Start

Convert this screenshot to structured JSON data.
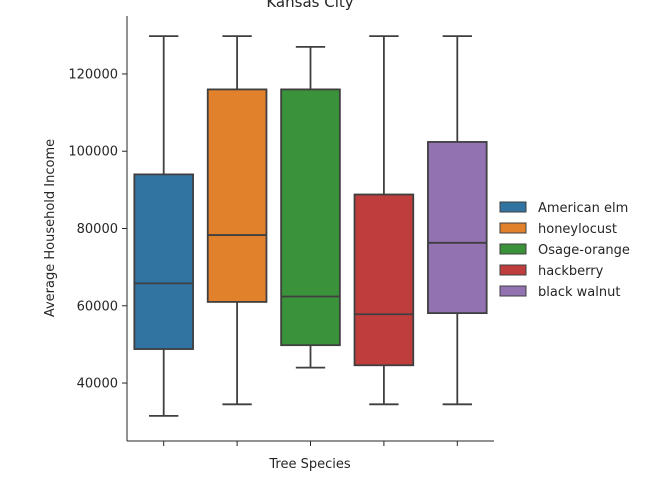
{
  "chart_data": {
    "type": "box",
    "title": "Kansas City",
    "xlabel": "Tree Species",
    "ylabel": "Average Household Income",
    "ylim": [
      25000,
      135000
    ],
    "yticks": [
      40000,
      60000,
      80000,
      100000,
      120000
    ],
    "legend_position": "right",
    "grid": false,
    "categories": [
      "American elm",
      "honeylocust",
      "Osage-orange",
      "hackberry",
      "black walnut"
    ],
    "colors": [
      "#3274a1",
      "#e1812c",
      "#3a923a",
      "#c03d3e",
      "#9372b2"
    ],
    "series": [
      {
        "name": "American elm",
        "min": 31500,
        "q1": 48800,
        "median": 65800,
        "q3": 94000,
        "max": 129800
      },
      {
        "name": "honeylocust",
        "min": 34500,
        "q1": 61000,
        "median": 78300,
        "q3": 116000,
        "max": 129800
      },
      {
        "name": "Osage-orange",
        "min": 44000,
        "q1": 49800,
        "median": 62400,
        "q3": 116000,
        "max": 127000
      },
      {
        "name": "hackberry",
        "min": 34500,
        "q1": 44600,
        "median": 57800,
        "q3": 88800,
        "max": 129800
      },
      {
        "name": "black walnut",
        "min": 34500,
        "q1": 58100,
        "median": 76300,
        "q3": 102400,
        "max": 129800
      }
    ]
  }
}
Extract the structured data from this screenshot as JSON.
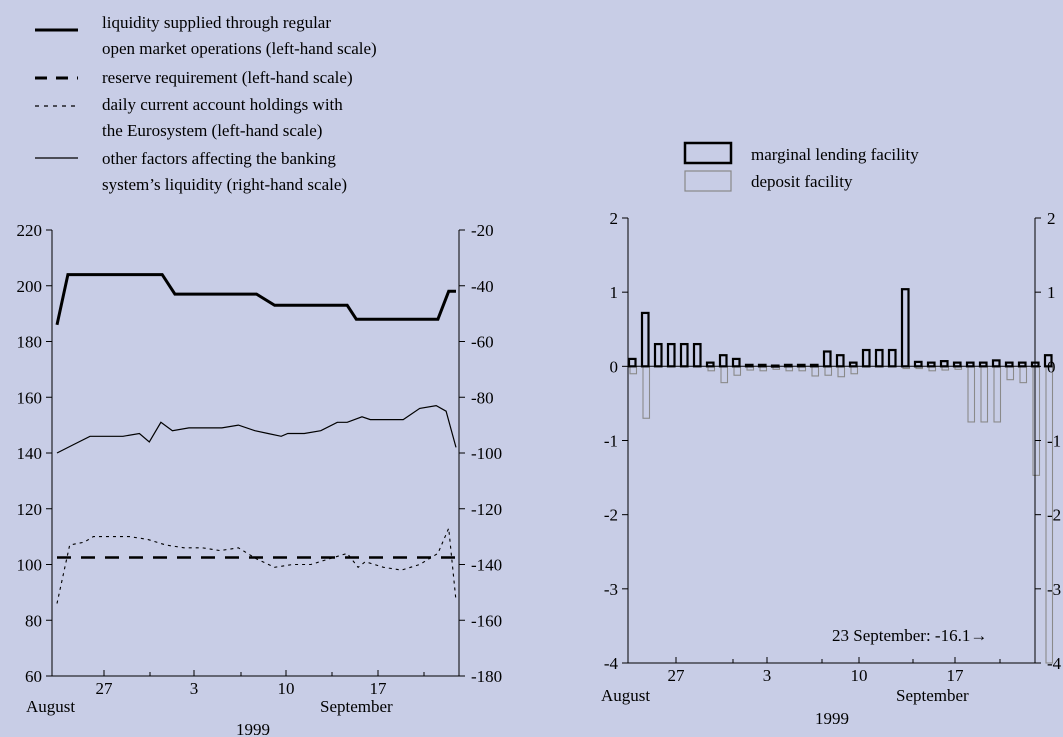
{
  "chart_data": [
    {
      "type": "line",
      "legend": [
        {
          "lines": [
            "liquidity supplied through regular",
            "open market operations (left-hand scale)"
          ],
          "style": "thick-solid"
        },
        {
          "lines": [
            "reserve requirement (left-hand scale)"
          ],
          "style": "thick-dashed"
        },
        {
          "lines": [
            "daily current account holdings with",
            "the Eurosystem (left-hand scale)"
          ],
          "style": "dotted"
        },
        {
          "lines": [
            "other factors affecting the banking",
            "system’s liquidity (right-hand scale)"
          ],
          "style": "thin-solid"
        }
      ],
      "x_ticks": [
        "27",
        "3",
        "10",
        "17"
      ],
      "x_month_labels": [
        "August",
        "September"
      ],
      "x_year_label": "1999",
      "ylim_left": [
        60,
        220
      ],
      "yticks_left": [
        "220",
        "200",
        "180",
        "160",
        "140",
        "120",
        "100",
        "80",
        "60"
      ],
      "ylim_right": [
        -180,
        -20
      ],
      "yticks_right": [
        "-20",
        "-40",
        "-60",
        "-80",
        "-100",
        "-120",
        "-140",
        "-160",
        "-180"
      ],
      "day_range": [
        24,
        47
      ],
      "series": [
        {
          "key": "liquidity",
          "axis": "left",
          "points": [
            [
              24.0,
              186
            ],
            [
              24.6,
              204
            ],
            [
              29,
              204
            ],
            [
              29.8,
              204
            ],
            [
              30.5,
              197
            ],
            [
              35,
              197
            ],
            [
              36,
              193
            ],
            [
              40,
              193
            ],
            [
              40.5,
              188
            ],
            [
              44,
              188
            ],
            [
              45,
              188
            ],
            [
              45.6,
              198
            ],
            [
              46,
              198
            ]
          ]
        },
        {
          "key": "reserve",
          "axis": "left",
          "points": [
            [
              24,
              102.5
            ],
            [
              46,
              102.5
            ]
          ]
        },
        {
          "key": "holdings",
          "axis": "left",
          "points": [
            [
              24,
              86
            ],
            [
              24.7,
              107
            ],
            [
              25.5,
              108
            ],
            [
              26,
              110
            ],
            [
              28,
              110
            ],
            [
              29,
              109
            ],
            [
              30,
              107
            ],
            [
              31,
              106
            ],
            [
              32,
              106
            ],
            [
              33,
              105
            ],
            [
              34,
              106
            ],
            [
              35,
              102
            ],
            [
              36,
              99
            ],
            [
              37,
              100
            ],
            [
              38,
              100
            ],
            [
              39,
              102
            ],
            [
              40,
              104
            ],
            [
              40.6,
              99
            ],
            [
              41,
              101
            ],
            [
              42,
              99
            ],
            [
              43,
              98
            ],
            [
              44,
              100
            ],
            [
              45,
              104
            ],
            [
              45.6,
              113
            ],
            [
              46,
              87
            ]
          ]
        },
        {
          "key": "other",
          "axis": "right",
          "points": [
            [
              24,
              -100
            ],
            [
              25,
              -97
            ],
            [
              26,
              -94
            ],
            [
              27,
              -94
            ],
            [
              28,
              -94
            ],
            [
              29,
              -93
            ],
            [
              29.6,
              -96
            ],
            [
              30.3,
              -89
            ],
            [
              31,
              -92
            ],
            [
              32,
              -91
            ],
            [
              33,
              -91
            ],
            [
              34,
              -91
            ],
            [
              35,
              -90
            ],
            [
              36,
              -92
            ],
            [
              36.8,
              -93
            ],
            [
              37.6,
              -94
            ],
            [
              38,
              -93
            ],
            [
              39,
              -93
            ],
            [
              40,
              -92
            ],
            [
              41,
              -89
            ],
            [
              41.6,
              -89
            ],
            [
              42.5,
              -87
            ],
            [
              43,
              -88
            ],
            [
              44,
              -88
            ],
            [
              45,
              -88
            ],
            [
              46,
              -84
            ],
            [
              47,
              -83
            ],
            [
              47.6,
              -85
            ],
            [
              48.2,
              -98
            ]
          ]
        }
      ]
    },
    {
      "type": "bar",
      "legend": [
        "marginal lending facility",
        "deposit facility"
      ],
      "x_ticks": [
        "27",
        "3",
        "10",
        "17"
      ],
      "x_month_labels": [
        "August",
        "September"
      ],
      "x_year_label": "1999",
      "ylim": [
        -4,
        2
      ],
      "yticks": [
        "2",
        "1",
        "0",
        "-1",
        "-2",
        "-3",
        "-4"
      ],
      "yticks_right": [
        "2",
        "1",
        "0",
        "-1",
        "-2",
        "-3",
        "-4"
      ],
      "annotation": "23 September: -16.1→",
      "days": [
        24,
        25,
        26,
        27,
        28,
        29,
        30,
        31,
        32,
        33,
        34,
        35,
        36,
        37,
        38,
        39,
        40,
        41,
        42,
        43,
        44,
        45,
        46,
        47,
        48,
        49,
        50,
        51,
        52,
        53,
        54
      ],
      "marginal_lending": [
        0.1,
        0.72,
        0.3,
        0.3,
        0.3,
        0.3,
        0.05,
        0.15,
        0.1,
        0.02,
        0.02,
        0.01,
        0.02,
        0.02,
        0.02,
        0.2,
        0.15,
        0.05,
        0.22,
        0.22,
        0.22,
        1.04,
        0.06,
        0.05,
        0.07,
        0.05,
        0.05,
        0.05,
        0.08,
        0.05,
        0.05
      ],
      "deposit": [
        -0.1,
        -0.7,
        0,
        0,
        0,
        0,
        -0.06,
        -0.22,
        -0.12,
        -0.05,
        -0.06,
        -0.04,
        -0.06,
        -0.06,
        -0.13,
        -0.12,
        -0.14,
        -0.1,
        0,
        0,
        0,
        -0.03,
        -0.03,
        -0.06,
        -0.05,
        -0.04,
        -0.75,
        -0.75,
        -0.75,
        -0.18,
        -0.22
      ],
      "extra_bars": [
        {
          "day": 55,
          "marginal_lending": 0.05,
          "deposit": -1.47
        },
        {
          "day": 56,
          "marginal_lending": 0.15,
          "deposit": -16.1
        }
      ]
    }
  ]
}
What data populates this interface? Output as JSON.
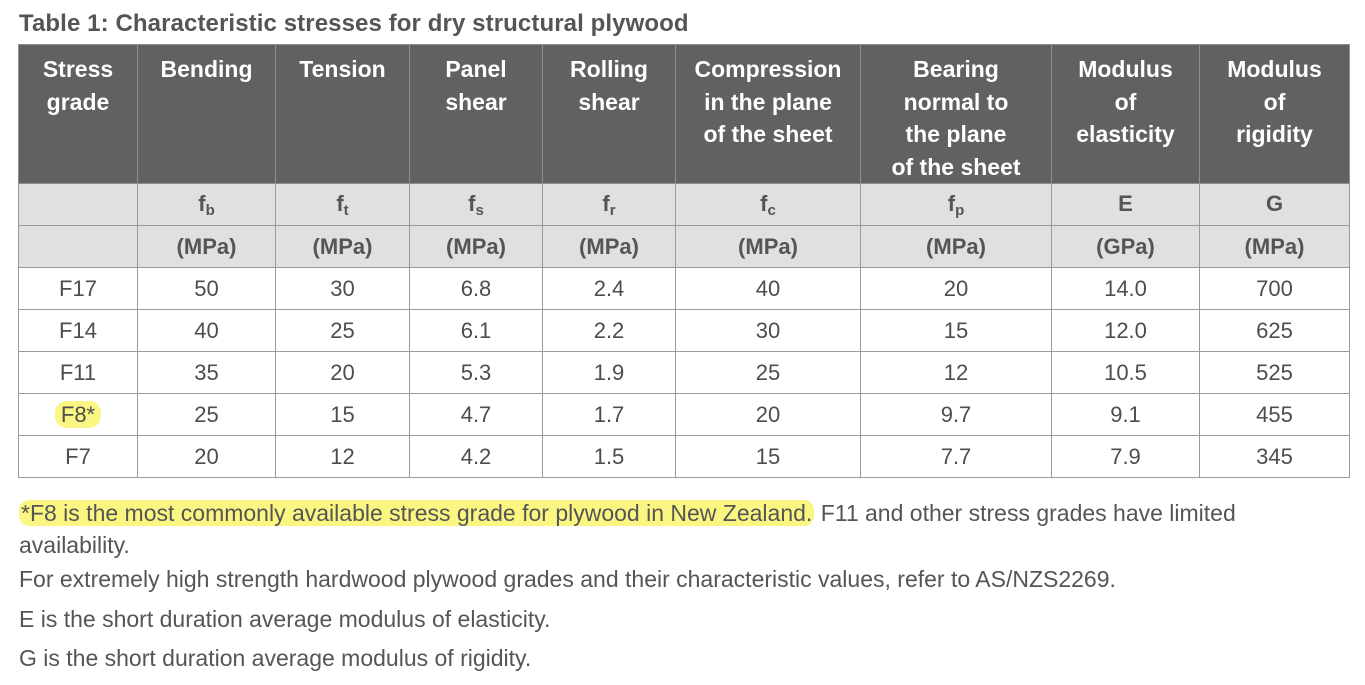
{
  "title": "Table 1: Characteristic stresses for dry structural plywood",
  "columns": [
    {
      "header": [
        "Stress",
        "grade"
      ],
      "symbol": "",
      "sub": "",
      "unit": ""
    },
    {
      "header": [
        "Bending"
      ],
      "symbol": "f",
      "sub": "b",
      "unit": "(MPa)"
    },
    {
      "header": [
        "Tension"
      ],
      "symbol": "f",
      "sub": "t",
      "unit": "(MPa)"
    },
    {
      "header": [
        "Panel",
        "shear"
      ],
      "symbol": "f",
      "sub": "s",
      "unit": "(MPa)"
    },
    {
      "header": [
        "Rolling",
        "shear"
      ],
      "symbol": "f",
      "sub": "r",
      "unit": "(MPa)"
    },
    {
      "header": [
        "Compression",
        "in the plane",
        "of the sheet"
      ],
      "symbol": "f",
      "sub": "c",
      "unit": "(MPa)"
    },
    {
      "header": [
        "Bearing",
        "normal to",
        "the plane",
        "of the sheet"
      ],
      "symbol": "f",
      "sub": "p",
      "unit": "(MPa)"
    },
    {
      "header": [
        "Modulus",
        "of",
        "elasticity"
      ],
      "symbol": "E",
      "sub": "",
      "unit": "(GPa)"
    },
    {
      "header": [
        "Modulus",
        "of",
        "rigidity"
      ],
      "symbol": "G",
      "sub": "",
      "unit": "(MPa)"
    }
  ],
  "rows": [
    {
      "grade": "F17",
      "values": [
        "50",
        "30",
        "6.8",
        "2.4",
        "40",
        "20",
        "14.0",
        "700"
      ]
    },
    {
      "grade": "F14",
      "values": [
        "40",
        "25",
        "6.1",
        "2.2",
        "30",
        "15",
        "12.0",
        "625"
      ]
    },
    {
      "grade": "F11",
      "values": [
        "35",
        "20",
        "5.3",
        "1.9",
        "25",
        "12",
        "10.5",
        "525"
      ]
    },
    {
      "grade": "F8*",
      "values": [
        "25",
        "15",
        "4.7",
        "1.7",
        "20",
        "9.7",
        "9.1",
        "455"
      ],
      "highlighted": true
    },
    {
      "grade": "F7",
      "values": [
        "20",
        "12",
        "4.2",
        "1.5",
        "15",
        "7.7",
        "7.9",
        "345"
      ]
    }
  ],
  "notes": {
    "note1_highlighted": "*F8 is the most commonly available stress grade for plywood in New Zealand.",
    "note1_rest": " F11 and other stress grades have limited availability.",
    "note2": "For extremely high strength hardwood plywood grades and their characteristic values, refer to AS/NZS2269.",
    "note3": "E is the short duration average modulus of elasticity.",
    "note4": "G is the short duration average modulus of rigidity."
  },
  "colors": {
    "header_bg": "#616163",
    "subheader_bg": "#e0e0e2",
    "highlight": "#fbf582",
    "text": "#4d4d4d"
  }
}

End

**REQUIRED TASK:**
Go through the records above, find every line with the word "this", and list those lines.

**SOLUTION:**
Convert this screenshot to structured JSON data.
Extract the structured data from this screenshot as JSON.
What data populates this interface? Output as JSON.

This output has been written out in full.